— start Data supplied —

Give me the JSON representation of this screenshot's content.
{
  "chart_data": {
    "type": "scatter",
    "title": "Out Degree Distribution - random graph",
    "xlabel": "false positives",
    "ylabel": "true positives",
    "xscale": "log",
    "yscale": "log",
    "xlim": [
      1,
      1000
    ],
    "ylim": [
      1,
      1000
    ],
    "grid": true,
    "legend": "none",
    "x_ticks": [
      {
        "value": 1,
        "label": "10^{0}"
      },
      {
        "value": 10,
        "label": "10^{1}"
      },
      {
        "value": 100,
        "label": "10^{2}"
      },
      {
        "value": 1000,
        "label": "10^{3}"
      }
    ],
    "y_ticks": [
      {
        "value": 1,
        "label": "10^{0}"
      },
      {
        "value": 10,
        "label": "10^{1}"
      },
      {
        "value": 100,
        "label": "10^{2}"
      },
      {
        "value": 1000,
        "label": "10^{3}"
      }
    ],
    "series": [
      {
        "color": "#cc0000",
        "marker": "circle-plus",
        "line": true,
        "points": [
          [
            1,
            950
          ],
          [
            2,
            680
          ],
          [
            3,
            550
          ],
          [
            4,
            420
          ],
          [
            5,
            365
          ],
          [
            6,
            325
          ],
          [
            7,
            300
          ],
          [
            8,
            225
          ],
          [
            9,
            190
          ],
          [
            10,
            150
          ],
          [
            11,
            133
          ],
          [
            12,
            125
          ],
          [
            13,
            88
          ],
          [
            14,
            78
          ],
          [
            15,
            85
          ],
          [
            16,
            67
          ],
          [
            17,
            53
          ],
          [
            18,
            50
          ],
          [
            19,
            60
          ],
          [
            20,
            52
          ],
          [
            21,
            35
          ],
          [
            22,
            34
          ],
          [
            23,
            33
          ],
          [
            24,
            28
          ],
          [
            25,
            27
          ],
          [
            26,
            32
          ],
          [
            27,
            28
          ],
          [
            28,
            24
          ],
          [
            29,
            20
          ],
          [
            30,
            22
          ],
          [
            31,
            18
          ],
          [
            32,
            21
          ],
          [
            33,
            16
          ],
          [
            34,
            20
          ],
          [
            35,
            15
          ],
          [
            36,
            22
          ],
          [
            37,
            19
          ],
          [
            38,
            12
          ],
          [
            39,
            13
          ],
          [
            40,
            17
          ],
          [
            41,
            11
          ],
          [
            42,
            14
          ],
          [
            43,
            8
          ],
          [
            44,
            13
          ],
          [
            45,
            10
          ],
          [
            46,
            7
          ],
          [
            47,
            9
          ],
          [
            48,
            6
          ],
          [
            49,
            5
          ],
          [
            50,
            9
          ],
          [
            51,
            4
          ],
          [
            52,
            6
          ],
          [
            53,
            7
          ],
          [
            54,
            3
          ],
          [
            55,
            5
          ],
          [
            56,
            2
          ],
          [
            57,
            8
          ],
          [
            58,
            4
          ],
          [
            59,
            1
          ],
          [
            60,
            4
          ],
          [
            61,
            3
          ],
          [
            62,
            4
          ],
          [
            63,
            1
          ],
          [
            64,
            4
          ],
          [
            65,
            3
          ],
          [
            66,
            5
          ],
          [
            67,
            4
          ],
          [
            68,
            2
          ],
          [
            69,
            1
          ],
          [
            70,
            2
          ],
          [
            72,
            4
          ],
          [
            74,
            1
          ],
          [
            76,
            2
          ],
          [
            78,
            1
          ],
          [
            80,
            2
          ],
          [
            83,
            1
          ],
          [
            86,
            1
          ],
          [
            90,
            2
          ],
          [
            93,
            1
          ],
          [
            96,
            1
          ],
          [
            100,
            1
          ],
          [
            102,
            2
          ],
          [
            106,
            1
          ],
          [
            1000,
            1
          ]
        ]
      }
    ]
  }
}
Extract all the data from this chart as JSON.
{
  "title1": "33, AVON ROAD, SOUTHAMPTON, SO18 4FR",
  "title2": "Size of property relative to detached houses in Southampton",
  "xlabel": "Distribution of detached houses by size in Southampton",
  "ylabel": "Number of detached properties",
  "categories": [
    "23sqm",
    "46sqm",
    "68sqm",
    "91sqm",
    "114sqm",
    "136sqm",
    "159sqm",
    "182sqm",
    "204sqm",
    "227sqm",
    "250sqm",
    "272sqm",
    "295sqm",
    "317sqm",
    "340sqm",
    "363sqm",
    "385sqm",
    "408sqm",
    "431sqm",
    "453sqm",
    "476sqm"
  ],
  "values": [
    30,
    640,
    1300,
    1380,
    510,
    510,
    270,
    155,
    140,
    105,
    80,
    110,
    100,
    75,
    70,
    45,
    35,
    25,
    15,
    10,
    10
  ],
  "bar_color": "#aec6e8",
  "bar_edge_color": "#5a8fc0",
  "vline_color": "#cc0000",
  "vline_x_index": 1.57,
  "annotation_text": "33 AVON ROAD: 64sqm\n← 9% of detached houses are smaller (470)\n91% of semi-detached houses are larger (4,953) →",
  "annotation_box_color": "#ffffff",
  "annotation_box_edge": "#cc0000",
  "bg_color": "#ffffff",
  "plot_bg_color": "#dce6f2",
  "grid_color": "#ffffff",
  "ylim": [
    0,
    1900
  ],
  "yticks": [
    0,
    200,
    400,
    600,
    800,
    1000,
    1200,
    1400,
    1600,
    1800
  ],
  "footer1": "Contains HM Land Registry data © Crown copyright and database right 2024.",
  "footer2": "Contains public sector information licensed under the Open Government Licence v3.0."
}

— end Data supplied —

Request: Gather from the entries above all lines that include the string "Distribution".

Exercise result:
    "title": "Out Degree Distribution - random graph",
  "xlabel": "Distribution of detached houses by size in Southampton",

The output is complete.